◆ WHAT THE TASK ASKS: Only the lines from the one containing "Serialize everything readable" through the end of the material are to be echoed, each exactly as it appears.

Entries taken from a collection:
-------

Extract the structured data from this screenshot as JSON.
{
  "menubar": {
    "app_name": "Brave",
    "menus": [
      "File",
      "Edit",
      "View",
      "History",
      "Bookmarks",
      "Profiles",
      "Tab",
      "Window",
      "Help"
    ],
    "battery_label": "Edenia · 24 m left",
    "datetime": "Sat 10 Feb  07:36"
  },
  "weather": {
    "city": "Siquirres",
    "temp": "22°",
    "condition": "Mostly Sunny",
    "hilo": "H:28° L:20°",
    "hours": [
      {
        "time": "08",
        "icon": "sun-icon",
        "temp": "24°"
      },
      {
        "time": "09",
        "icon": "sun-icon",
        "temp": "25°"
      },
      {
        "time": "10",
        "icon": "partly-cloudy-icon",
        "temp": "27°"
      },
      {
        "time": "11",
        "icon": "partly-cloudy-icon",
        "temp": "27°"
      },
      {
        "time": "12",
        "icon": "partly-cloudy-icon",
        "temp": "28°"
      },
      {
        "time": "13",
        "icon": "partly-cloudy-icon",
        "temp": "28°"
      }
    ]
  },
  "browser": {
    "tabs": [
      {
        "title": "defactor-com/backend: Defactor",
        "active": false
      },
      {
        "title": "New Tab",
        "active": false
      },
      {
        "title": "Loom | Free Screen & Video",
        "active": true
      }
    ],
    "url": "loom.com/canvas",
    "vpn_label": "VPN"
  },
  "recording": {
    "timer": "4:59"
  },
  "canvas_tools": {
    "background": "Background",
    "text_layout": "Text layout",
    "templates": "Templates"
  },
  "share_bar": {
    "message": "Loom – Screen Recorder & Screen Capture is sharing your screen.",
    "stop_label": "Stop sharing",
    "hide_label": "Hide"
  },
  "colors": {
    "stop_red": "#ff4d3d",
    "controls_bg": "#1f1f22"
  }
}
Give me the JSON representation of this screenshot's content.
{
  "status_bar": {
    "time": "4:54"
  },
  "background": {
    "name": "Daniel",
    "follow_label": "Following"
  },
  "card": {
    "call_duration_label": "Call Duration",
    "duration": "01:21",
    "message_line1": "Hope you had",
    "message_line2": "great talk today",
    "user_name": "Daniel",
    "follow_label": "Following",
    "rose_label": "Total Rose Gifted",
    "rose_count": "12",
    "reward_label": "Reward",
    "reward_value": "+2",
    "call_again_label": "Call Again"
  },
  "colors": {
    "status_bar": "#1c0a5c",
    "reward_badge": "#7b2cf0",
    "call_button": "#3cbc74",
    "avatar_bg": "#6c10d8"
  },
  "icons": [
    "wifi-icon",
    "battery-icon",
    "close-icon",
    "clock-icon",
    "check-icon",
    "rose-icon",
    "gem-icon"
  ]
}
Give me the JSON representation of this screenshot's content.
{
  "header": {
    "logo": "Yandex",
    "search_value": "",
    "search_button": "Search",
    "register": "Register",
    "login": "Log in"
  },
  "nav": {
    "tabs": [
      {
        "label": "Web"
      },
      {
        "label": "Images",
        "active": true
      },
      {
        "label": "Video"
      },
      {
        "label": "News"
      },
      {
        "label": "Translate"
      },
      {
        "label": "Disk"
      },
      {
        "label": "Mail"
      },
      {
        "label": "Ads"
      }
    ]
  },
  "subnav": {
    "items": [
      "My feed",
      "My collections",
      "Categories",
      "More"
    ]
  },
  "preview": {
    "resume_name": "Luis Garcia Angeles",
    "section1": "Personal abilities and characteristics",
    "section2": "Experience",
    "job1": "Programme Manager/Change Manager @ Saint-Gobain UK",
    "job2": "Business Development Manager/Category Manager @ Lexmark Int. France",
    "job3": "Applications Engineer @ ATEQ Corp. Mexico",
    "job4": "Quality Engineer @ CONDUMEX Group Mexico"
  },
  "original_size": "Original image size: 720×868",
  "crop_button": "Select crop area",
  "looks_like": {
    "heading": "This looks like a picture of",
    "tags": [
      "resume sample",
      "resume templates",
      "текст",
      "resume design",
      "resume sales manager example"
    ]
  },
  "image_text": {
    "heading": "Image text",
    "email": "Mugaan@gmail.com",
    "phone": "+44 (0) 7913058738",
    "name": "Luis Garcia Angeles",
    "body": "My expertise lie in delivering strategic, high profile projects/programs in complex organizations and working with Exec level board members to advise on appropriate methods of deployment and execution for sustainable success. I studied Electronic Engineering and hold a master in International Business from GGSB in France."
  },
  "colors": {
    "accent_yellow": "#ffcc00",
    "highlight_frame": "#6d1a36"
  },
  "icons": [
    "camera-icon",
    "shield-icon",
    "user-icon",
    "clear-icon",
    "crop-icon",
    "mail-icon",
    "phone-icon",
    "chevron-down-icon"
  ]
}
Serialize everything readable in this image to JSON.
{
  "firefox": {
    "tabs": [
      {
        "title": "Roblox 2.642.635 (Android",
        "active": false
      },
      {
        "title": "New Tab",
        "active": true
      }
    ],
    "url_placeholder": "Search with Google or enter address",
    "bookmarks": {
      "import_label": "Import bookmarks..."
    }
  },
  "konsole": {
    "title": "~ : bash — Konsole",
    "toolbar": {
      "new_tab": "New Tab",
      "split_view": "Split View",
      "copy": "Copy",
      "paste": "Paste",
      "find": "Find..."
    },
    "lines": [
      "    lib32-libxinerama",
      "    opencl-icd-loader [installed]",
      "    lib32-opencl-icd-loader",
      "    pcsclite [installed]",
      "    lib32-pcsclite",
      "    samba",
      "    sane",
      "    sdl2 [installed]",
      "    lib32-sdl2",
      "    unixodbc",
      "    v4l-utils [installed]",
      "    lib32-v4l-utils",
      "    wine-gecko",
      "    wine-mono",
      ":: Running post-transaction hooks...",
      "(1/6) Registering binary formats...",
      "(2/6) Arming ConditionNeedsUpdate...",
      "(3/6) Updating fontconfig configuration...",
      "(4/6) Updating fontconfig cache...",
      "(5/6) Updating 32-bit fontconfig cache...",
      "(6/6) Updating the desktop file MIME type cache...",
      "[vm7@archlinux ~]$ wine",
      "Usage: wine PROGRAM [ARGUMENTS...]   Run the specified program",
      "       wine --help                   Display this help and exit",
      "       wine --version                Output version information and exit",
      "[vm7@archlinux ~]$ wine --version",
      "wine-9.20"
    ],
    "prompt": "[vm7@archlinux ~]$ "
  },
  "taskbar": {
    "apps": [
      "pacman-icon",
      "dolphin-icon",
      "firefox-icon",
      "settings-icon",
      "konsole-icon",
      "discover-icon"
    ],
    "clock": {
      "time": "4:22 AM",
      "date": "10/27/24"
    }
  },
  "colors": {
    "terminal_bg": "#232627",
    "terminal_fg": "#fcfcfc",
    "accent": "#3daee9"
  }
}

-------

◆ COMPLETE RESPONSE:
Serialize everything readable in this image to JSON.
{
  "firefox": {
    "tabs": [
      {
        "title": "Roblox 2.642.635 (Android",
        "active": false
      },
      {
        "title": "New Tab",
        "active": true
      }
    ],
    "url_placeholder": "Search with Google or enter address",
    "bookmarks": {
      "import_label": "Import bookmarks..."
    }
  },
  "konsole": {
    "title": "~ : bash — Konsole",
    "toolbar": {
      "new_tab": "New Tab",
      "split_view": "Split View",
      "copy": "Copy",
      "paste": "Paste",
      "find": "Find..."
    },
    "lines": [
      "    lib32-libxinerama",
      "    opencl-icd-loader [installed]",
      "    lib32-opencl-icd-loader",
      "    pcsclite [installed]",
      "    lib32-pcsclite",
      "    samba",
      "    sane",
      "    sdl2 [installed]",
      "    lib32-sdl2",
      "    unixodbc",
      "    v4l-utils [installed]",
      "    lib32-v4l-utils",
      "    wine-gecko",
      "    wine-mono",
      ":: Running post-transaction hooks...",
      "(1/6) Registering binary formats...",
      "(2/6) Arming ConditionNeedsUpdate...",
      "(3/6) Updating fontconfig configuration...",
      "(4/6) Updating fontconfig cache...",
      "(5/6) Updating 32-bit fontconfig cache...",
      "(6/6) Updating the desktop file MIME type cache...",
      "[vm7@archlinux ~]$ wine",
      "Usage: wine PROGRAM [ARGUMENTS...]   Run the specified program",
      "       wine --help                   Display this help and exit",
      "       wine --version                Output version information and exit",
      "[vm7@archlinux ~]$ wine --version",
      "wine-9.20"
    ],
    "prompt": "[vm7@archlinux ~]$ "
  },
  "taskbar": {
    "apps": [
      "pacman-icon",
      "dolphin-icon",
      "firefox-icon",
      "settings-icon",
      "konsole-icon",
      "discover-icon"
    ],
    "clock": {
      "time": "4:22 AM",
      "date": "10/27/24"
    }
  },
  "colors": {
    "terminal_bg": "#232627",
    "terminal_fg": "#fcfcfc",
    "accent": "#3daee9"
  }
}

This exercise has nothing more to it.